• [Instructions for the task]
List all the lines in these records that hold "podejmować".
═════ The data
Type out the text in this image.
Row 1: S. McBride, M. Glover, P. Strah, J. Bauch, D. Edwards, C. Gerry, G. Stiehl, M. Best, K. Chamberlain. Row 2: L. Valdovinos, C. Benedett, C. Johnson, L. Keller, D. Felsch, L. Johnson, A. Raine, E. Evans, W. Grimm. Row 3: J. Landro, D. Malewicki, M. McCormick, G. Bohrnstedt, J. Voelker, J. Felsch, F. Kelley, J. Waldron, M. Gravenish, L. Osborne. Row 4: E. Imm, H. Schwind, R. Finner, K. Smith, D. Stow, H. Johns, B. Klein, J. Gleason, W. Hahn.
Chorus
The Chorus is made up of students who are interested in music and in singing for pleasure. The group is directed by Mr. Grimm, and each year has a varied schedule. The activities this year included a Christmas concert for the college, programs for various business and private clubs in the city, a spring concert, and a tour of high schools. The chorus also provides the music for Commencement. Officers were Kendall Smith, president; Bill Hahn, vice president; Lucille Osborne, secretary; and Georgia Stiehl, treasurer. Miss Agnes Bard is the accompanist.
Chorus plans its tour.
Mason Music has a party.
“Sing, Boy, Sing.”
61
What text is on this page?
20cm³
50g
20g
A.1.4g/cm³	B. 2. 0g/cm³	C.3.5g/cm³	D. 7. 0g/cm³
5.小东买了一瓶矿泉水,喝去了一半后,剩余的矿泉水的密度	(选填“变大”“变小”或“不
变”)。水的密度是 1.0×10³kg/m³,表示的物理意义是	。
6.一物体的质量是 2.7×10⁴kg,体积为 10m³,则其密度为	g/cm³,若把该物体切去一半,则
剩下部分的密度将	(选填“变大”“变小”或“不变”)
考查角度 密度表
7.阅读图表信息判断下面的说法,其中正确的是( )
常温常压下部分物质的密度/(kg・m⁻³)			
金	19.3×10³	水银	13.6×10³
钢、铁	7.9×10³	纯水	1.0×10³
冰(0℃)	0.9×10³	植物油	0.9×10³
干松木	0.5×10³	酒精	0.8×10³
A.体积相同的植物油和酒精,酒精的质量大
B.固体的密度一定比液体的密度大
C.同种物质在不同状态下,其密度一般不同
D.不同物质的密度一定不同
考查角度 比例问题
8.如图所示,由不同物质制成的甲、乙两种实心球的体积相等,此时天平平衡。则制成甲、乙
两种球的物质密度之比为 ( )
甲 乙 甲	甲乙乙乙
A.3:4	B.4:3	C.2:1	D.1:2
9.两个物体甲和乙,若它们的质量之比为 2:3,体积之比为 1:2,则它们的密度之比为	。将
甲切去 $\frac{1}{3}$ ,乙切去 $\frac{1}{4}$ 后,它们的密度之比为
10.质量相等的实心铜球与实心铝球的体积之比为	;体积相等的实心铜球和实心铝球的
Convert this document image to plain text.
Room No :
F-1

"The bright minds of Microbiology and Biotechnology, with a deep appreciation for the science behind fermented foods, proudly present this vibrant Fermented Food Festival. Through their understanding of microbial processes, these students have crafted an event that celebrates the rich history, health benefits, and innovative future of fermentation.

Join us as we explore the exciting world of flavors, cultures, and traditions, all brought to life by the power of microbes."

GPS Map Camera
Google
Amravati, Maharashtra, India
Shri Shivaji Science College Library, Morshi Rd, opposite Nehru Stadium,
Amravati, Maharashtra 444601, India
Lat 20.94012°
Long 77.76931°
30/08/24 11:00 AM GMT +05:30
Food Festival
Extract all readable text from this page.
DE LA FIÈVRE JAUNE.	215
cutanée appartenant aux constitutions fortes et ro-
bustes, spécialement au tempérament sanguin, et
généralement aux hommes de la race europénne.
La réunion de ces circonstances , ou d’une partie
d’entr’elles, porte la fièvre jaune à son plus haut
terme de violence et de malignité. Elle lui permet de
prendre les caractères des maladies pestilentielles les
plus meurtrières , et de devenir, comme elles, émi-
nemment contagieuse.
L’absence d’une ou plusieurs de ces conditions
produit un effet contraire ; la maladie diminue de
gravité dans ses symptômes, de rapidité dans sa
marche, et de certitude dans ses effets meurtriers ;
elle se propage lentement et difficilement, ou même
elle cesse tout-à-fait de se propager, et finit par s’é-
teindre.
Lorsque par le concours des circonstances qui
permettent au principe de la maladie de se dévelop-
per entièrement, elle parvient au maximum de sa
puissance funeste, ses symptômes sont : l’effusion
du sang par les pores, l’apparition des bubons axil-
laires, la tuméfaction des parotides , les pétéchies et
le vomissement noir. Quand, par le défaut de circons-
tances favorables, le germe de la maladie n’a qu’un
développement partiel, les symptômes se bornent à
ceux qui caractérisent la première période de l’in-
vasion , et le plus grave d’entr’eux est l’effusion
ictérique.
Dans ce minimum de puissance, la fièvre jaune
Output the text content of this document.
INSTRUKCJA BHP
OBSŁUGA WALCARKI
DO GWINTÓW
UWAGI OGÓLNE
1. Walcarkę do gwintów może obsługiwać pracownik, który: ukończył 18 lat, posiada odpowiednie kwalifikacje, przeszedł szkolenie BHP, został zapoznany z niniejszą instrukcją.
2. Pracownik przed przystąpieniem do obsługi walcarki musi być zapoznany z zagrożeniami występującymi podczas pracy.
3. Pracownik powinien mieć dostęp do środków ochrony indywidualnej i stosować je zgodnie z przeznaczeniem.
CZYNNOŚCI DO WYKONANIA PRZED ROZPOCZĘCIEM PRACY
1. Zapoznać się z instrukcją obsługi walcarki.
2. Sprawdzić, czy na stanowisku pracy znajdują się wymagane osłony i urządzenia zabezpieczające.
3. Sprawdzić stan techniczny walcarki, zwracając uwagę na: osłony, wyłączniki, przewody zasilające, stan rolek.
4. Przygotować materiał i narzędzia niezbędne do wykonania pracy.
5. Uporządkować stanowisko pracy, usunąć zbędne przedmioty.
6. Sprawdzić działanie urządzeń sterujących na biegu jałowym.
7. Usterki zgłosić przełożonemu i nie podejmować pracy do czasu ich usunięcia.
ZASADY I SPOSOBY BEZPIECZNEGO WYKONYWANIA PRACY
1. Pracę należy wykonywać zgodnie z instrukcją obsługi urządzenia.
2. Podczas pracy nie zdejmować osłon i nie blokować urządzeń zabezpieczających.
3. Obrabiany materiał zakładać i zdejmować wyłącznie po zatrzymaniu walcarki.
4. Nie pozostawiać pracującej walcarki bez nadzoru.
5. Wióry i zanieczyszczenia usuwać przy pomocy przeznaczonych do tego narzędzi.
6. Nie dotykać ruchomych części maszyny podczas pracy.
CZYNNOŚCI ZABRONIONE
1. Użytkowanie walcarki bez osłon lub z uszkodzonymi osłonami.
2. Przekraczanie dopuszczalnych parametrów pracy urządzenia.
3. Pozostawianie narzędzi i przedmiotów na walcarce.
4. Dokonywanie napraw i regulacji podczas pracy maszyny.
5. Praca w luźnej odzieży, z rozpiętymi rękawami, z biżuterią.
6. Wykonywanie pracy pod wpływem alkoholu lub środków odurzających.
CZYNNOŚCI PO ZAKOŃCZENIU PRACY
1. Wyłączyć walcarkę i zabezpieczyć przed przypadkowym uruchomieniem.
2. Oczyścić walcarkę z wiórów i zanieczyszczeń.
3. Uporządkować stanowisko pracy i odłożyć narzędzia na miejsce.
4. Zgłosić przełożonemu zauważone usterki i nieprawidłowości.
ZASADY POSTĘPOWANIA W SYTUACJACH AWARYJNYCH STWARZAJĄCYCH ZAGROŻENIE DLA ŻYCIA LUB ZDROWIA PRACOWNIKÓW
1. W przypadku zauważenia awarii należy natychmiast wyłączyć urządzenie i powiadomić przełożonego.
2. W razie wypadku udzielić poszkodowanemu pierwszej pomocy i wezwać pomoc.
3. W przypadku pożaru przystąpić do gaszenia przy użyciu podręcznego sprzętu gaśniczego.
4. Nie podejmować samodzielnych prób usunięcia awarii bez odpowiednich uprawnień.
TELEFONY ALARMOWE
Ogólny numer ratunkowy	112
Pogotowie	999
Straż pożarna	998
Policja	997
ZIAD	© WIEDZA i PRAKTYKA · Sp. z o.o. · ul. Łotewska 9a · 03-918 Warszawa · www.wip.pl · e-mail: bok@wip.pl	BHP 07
══════════
• [Exercise solution]
7. Usterki zgłosić przełożonemu i nie podejmować pracy do czasu ich usunięcia.
4. Nie podejmować samodzielnych prób usunięcia awarii bez odpowiednich uprawnień.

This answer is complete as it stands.